### What the task asks
Pull every line of the entries that has the word "Региональный".

▬▬▬

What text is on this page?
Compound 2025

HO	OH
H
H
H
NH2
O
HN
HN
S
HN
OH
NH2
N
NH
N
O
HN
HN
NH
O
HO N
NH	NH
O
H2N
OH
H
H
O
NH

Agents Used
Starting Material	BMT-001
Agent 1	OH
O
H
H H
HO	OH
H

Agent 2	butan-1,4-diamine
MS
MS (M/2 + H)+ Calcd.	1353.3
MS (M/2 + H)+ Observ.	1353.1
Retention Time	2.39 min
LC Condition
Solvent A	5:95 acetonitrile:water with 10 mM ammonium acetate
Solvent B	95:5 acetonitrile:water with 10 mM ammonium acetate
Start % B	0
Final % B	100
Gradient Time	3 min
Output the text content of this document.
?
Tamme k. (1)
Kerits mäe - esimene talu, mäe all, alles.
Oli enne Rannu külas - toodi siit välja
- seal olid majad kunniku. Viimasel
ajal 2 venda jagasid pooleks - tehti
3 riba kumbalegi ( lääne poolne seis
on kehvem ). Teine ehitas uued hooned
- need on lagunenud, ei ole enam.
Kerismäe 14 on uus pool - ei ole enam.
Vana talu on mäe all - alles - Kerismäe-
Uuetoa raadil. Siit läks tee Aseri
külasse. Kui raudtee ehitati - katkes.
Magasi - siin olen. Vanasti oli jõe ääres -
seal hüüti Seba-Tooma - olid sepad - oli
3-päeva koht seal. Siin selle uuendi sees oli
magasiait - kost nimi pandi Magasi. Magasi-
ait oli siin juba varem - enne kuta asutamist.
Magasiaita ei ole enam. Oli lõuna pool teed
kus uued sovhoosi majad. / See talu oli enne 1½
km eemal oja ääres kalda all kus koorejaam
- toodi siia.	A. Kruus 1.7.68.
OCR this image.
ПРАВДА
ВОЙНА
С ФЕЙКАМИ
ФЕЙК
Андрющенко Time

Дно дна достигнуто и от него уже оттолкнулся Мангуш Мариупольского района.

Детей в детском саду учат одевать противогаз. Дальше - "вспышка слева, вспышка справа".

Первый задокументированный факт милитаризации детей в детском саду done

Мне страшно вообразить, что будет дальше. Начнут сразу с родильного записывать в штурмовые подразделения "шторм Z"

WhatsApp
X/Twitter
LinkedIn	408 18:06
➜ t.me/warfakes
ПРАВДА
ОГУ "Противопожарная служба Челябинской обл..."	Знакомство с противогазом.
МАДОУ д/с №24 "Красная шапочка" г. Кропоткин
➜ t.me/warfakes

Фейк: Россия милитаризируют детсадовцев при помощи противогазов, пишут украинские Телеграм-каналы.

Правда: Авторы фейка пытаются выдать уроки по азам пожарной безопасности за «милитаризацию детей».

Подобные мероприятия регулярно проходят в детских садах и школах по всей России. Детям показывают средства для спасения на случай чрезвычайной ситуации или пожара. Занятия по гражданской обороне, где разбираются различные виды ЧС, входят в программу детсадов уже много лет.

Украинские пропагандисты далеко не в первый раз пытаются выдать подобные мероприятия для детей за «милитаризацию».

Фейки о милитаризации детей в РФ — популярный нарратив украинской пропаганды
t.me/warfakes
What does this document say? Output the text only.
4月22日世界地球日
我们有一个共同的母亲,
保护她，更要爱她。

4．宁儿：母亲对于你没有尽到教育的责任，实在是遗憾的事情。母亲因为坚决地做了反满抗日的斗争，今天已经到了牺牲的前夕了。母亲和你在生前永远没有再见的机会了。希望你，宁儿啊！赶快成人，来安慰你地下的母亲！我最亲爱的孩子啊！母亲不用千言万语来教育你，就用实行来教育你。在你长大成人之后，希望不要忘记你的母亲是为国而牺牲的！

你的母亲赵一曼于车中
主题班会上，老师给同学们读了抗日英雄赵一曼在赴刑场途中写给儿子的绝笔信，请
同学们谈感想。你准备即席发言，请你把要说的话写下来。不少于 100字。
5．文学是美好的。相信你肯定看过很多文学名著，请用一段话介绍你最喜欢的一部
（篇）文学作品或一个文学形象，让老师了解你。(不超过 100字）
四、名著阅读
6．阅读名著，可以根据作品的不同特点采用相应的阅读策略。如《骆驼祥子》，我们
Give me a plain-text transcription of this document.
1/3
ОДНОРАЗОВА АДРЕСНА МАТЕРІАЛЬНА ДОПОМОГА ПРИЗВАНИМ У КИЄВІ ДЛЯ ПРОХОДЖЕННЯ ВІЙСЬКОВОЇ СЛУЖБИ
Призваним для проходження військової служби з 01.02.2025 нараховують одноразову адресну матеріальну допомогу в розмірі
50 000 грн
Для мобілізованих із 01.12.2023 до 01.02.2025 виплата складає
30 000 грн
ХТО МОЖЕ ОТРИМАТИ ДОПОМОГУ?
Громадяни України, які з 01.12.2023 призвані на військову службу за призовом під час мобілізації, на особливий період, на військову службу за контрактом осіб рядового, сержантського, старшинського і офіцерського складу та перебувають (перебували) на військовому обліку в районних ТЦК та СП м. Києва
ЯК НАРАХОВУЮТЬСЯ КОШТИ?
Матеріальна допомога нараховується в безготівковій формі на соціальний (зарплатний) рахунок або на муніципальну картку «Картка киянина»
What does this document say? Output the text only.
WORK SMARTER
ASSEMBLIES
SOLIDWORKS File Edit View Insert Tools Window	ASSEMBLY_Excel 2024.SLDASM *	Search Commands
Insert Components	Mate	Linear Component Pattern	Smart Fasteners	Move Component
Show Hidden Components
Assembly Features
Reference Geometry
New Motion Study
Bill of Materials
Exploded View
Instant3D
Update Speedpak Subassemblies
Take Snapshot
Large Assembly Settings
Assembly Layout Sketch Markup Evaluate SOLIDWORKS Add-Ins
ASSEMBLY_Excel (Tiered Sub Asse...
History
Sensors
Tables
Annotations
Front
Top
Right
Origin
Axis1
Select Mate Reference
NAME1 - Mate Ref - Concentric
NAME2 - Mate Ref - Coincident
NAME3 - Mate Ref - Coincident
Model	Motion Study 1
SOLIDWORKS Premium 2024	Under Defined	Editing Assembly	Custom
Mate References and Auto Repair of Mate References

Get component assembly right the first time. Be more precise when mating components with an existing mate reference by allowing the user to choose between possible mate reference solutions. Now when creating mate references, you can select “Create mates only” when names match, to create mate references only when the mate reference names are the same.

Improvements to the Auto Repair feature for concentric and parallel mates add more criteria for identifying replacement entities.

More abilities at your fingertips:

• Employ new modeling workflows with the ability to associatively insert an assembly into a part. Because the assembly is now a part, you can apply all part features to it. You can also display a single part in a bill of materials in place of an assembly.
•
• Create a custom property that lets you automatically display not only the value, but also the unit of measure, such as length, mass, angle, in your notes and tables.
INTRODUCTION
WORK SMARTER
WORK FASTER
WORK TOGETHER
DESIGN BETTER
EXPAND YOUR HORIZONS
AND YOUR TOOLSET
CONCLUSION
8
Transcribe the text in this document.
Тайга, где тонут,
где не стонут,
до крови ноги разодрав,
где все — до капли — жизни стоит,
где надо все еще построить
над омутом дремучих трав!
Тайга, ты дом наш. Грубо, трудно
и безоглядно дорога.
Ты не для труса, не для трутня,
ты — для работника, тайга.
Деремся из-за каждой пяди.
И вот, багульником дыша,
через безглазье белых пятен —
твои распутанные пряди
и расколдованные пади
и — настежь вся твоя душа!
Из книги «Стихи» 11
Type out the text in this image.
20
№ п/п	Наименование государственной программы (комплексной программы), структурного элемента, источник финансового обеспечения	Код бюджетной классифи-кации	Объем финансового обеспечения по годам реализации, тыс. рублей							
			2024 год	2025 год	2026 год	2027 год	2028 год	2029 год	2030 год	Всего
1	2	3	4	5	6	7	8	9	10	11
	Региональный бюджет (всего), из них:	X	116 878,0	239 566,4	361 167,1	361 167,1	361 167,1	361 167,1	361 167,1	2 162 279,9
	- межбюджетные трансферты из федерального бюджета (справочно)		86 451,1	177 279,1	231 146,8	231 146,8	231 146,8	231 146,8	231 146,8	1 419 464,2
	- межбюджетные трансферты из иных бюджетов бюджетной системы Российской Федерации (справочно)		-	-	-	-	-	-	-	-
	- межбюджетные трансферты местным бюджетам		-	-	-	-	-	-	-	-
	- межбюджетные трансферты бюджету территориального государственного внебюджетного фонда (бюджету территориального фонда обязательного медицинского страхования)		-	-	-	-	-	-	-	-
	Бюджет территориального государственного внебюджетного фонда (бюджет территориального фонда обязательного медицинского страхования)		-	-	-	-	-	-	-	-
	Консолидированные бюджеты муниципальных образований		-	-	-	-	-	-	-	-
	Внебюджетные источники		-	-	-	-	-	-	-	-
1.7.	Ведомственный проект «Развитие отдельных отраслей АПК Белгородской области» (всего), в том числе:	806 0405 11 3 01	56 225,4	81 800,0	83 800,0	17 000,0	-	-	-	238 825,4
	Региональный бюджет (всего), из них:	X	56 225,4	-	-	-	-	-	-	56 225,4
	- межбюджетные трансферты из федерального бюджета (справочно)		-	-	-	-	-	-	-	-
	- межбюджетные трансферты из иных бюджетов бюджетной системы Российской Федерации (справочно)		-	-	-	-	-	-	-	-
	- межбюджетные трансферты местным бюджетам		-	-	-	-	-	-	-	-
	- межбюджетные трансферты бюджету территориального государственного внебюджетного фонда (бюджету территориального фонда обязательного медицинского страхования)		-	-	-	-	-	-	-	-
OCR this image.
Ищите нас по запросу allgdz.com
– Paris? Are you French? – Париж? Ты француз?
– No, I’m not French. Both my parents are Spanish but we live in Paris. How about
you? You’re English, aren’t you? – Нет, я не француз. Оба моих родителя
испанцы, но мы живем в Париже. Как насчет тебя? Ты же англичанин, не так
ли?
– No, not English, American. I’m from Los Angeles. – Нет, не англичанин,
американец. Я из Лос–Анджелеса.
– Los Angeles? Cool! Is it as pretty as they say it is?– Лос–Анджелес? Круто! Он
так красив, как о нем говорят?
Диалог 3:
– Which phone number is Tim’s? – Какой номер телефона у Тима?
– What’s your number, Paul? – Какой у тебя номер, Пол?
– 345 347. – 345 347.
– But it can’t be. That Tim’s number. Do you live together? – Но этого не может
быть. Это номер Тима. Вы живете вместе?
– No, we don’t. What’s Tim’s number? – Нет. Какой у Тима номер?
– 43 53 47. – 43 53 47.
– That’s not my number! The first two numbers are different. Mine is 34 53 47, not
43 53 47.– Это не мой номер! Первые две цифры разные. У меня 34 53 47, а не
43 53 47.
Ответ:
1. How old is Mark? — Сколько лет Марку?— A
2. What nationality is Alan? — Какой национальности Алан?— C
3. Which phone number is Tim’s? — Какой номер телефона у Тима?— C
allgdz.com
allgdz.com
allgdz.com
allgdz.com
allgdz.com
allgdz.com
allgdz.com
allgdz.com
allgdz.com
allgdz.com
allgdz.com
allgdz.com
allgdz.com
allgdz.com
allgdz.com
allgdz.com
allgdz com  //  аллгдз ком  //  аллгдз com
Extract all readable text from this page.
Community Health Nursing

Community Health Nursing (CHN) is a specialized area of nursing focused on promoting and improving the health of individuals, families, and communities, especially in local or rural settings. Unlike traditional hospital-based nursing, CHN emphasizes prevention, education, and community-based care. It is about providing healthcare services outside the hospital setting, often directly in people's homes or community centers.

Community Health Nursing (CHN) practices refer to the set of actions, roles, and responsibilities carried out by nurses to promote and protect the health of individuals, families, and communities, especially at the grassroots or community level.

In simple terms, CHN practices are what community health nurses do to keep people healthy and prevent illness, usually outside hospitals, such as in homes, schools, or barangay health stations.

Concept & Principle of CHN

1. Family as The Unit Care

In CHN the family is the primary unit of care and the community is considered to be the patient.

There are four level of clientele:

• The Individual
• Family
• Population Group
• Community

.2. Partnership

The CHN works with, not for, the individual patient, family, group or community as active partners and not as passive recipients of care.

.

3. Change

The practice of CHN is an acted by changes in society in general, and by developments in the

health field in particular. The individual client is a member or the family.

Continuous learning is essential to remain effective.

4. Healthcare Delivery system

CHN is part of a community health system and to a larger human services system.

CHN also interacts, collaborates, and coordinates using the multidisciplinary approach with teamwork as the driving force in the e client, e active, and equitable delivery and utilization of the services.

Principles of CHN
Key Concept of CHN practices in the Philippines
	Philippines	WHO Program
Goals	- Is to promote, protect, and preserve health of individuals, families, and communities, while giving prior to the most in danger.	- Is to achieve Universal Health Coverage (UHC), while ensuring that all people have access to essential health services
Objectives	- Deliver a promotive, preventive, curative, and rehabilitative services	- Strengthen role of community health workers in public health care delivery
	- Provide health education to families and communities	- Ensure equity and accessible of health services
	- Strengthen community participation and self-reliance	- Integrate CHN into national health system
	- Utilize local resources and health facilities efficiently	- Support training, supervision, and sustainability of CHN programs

▬▬▬

### Correct answer
	Региональный бюджет (всего), из них:	X	116 878,0	239 566,4	361 167,1	361 167,1	361 167,1	361 167,1	361 167,1	2 162 279,9
	Региональный бюджет (всего), из них:	X	56 225,4	-	-	-	-	-	-	56 225,4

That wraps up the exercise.